** Opening Records to process block **
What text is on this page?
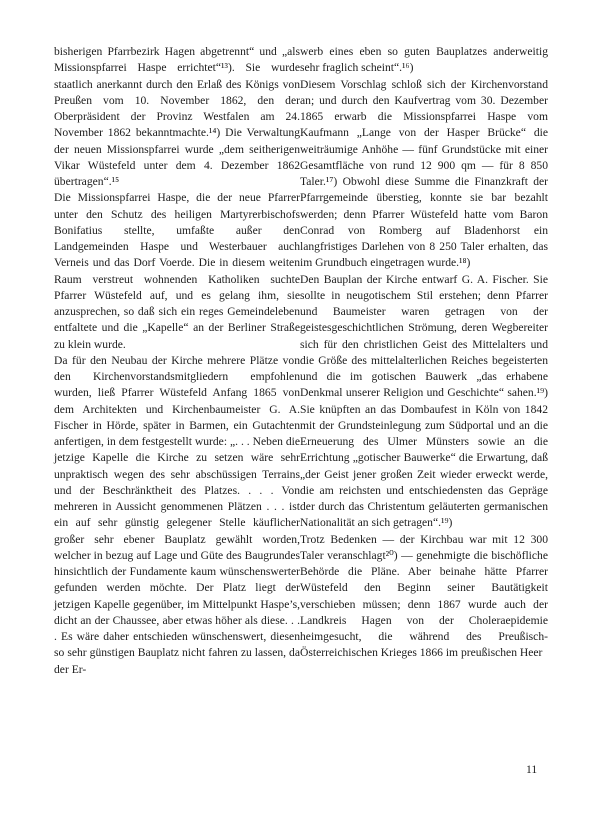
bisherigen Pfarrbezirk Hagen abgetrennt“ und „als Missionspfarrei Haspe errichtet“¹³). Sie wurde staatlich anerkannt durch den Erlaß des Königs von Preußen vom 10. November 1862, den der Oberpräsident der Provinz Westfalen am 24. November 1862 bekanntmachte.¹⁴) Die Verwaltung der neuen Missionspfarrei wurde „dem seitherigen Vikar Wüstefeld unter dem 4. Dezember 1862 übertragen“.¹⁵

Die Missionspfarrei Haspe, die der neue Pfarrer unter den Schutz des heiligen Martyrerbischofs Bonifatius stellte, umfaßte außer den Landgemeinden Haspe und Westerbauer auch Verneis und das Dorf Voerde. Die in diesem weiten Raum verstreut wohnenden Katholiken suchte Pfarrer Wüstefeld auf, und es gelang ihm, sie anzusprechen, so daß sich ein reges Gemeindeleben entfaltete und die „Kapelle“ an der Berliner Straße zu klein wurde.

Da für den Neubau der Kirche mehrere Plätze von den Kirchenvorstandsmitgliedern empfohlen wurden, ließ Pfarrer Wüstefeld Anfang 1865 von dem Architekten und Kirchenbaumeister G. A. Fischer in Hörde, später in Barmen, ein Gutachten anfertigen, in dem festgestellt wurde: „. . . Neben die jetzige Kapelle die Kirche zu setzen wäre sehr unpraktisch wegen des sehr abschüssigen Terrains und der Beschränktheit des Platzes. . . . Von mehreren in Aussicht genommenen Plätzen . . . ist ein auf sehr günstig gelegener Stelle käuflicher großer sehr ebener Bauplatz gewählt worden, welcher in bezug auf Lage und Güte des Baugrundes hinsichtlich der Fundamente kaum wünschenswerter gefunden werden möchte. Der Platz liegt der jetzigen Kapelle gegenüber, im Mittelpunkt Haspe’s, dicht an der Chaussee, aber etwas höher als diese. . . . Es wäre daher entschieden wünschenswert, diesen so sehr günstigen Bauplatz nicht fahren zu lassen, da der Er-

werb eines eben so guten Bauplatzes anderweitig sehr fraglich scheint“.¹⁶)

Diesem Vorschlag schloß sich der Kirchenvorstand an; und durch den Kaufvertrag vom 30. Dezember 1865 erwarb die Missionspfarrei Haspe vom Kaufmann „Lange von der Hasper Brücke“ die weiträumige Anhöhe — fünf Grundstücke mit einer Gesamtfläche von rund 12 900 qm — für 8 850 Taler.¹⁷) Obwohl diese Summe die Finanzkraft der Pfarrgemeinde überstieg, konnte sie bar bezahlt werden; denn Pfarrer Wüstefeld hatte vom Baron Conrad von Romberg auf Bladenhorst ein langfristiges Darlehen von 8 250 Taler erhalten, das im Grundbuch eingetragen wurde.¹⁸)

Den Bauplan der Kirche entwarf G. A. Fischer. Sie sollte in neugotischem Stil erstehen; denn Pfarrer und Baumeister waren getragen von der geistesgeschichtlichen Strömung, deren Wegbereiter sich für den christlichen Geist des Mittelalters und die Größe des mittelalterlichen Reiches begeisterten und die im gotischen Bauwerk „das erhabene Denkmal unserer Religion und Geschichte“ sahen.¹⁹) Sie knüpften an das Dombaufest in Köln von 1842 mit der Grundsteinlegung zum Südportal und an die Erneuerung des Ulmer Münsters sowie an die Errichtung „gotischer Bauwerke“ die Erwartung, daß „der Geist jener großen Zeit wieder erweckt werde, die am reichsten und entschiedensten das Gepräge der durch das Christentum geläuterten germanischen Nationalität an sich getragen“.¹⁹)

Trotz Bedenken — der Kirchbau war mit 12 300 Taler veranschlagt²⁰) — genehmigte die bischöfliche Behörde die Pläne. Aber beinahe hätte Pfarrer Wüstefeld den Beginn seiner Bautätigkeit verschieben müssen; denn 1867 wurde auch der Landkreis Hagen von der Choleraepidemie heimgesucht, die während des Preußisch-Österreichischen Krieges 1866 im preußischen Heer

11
** Closing Records to process block **
Exercise directions
The reply should hold every line of the material above, unchanged, and no pictures.

Response to the task
What text is on this page?
bisherigen Pfarrbezirk Hagen abgetrennt“ und „als Missionspfarrei Haspe errichtet“¹³). Sie wurde staatlich anerkannt durch den Erlaß des Königs von Preußen vom 10. November 1862, den der Oberpräsident der Provinz Westfalen am 24. November 1862 bekanntmachte.¹⁴) Die Verwaltung der neuen Missionspfarrei wurde „dem seitherigen Vikar Wüstefeld unter dem 4. Dezember 1862 übertragen“.¹⁵

Die Missionspfarrei Haspe, die der neue Pfarrer unter den Schutz des heiligen Martyrerbischofs Bonifatius stellte, umfaßte außer den Landgemeinden Haspe und Westerbauer auch Verneis und das Dorf Voerde. Die in diesem weiten Raum verstreut wohnenden Katholiken suchte Pfarrer Wüstefeld auf, und es gelang ihm, sie anzusprechen, so daß sich ein reges Gemeindeleben entfaltete und die „Kapelle“ an der Berliner Straße zu klein wurde.

Da für den Neubau der Kirche mehrere Plätze von den Kirchenvorstandsmitgliedern empfohlen wurden, ließ Pfarrer Wüstefeld Anfang 1865 von dem Architekten und Kirchenbaumeister G. A. Fischer in Hörde, später in Barmen, ein Gutachten anfertigen, in dem festgestellt wurde: „. . . Neben die jetzige Kapelle die Kirche zu setzen wäre sehr unpraktisch wegen des sehr abschüssigen Terrains und der Beschränktheit des Platzes. . . . Von mehreren in Aussicht genommenen Plätzen . . . ist ein auf sehr günstig gelegener Stelle käuflicher großer sehr ebener Bauplatz gewählt worden, welcher in bezug auf Lage und Güte des Baugrundes hinsichtlich der Fundamente kaum wünschenswerter gefunden werden möchte. Der Platz liegt der jetzigen Kapelle gegenüber, im Mittelpunkt Haspe’s, dicht an der Chaussee, aber etwas höher als diese. . . . Es wäre daher entschieden wünschenswert, diesen so sehr günstigen Bauplatz nicht fahren zu lassen, da der Er-

werb eines eben so guten Bauplatzes anderweitig sehr fraglich scheint“.¹⁶)

Diesem Vorschlag schloß sich der Kirchenvorstand an; und durch den Kaufvertrag vom 30. Dezember 1865 erwarb die Missionspfarrei Haspe vom Kaufmann „Lange von der Hasper Brücke“ die weiträumige Anhöhe — fünf Grundstücke mit einer Gesamtfläche von rund 12 900 qm — für 8 850 Taler.¹⁷) Obwohl diese Summe die Finanzkraft der Pfarrgemeinde überstieg, konnte sie bar bezahlt werden; denn Pfarrer Wüstefeld hatte vom Baron Conrad von Romberg auf Bladenhorst ein langfristiges Darlehen von 8 250 Taler erhalten, das im Grundbuch eingetragen wurde.¹⁸)

Den Bauplan der Kirche entwarf G. A. Fischer. Sie sollte in neugotischem Stil erstehen; denn Pfarrer und Baumeister waren getragen von der geistesgeschichtlichen Strömung, deren Wegbereiter sich für den christlichen Geist des Mittelalters und die Größe des mittelalterlichen Reiches begeisterten und die im gotischen Bauwerk „das erhabene Denkmal unserer Religion und Geschichte“ sahen.¹⁹) Sie knüpften an das Dombaufest in Köln von 1842 mit der Grundsteinlegung zum Südportal und an die Erneuerung des Ulmer Münsters sowie an die Errichtung „gotischer Bauwerke“ die Erwartung, daß „der Geist jener großen Zeit wieder erweckt werde, die am reichsten und entschiedensten das Gepräge der durch das Christentum geläuterten germanischen Nationalität an sich getragen“.¹⁹)

Trotz Bedenken — der Kirchbau war mit 12 300 Taler veranschlagt²⁰) — genehmigte die bischöfliche Behörde die Pläne. Aber beinahe hätte Pfarrer Wüstefeld den Beginn seiner Bautätigkeit verschieben müssen; denn 1867 wurde auch der Landkreis Hagen von der Choleraepidemie heimgesucht, die während des Preußisch-Österreichischen Krieges 1866 im preußischen Heer

11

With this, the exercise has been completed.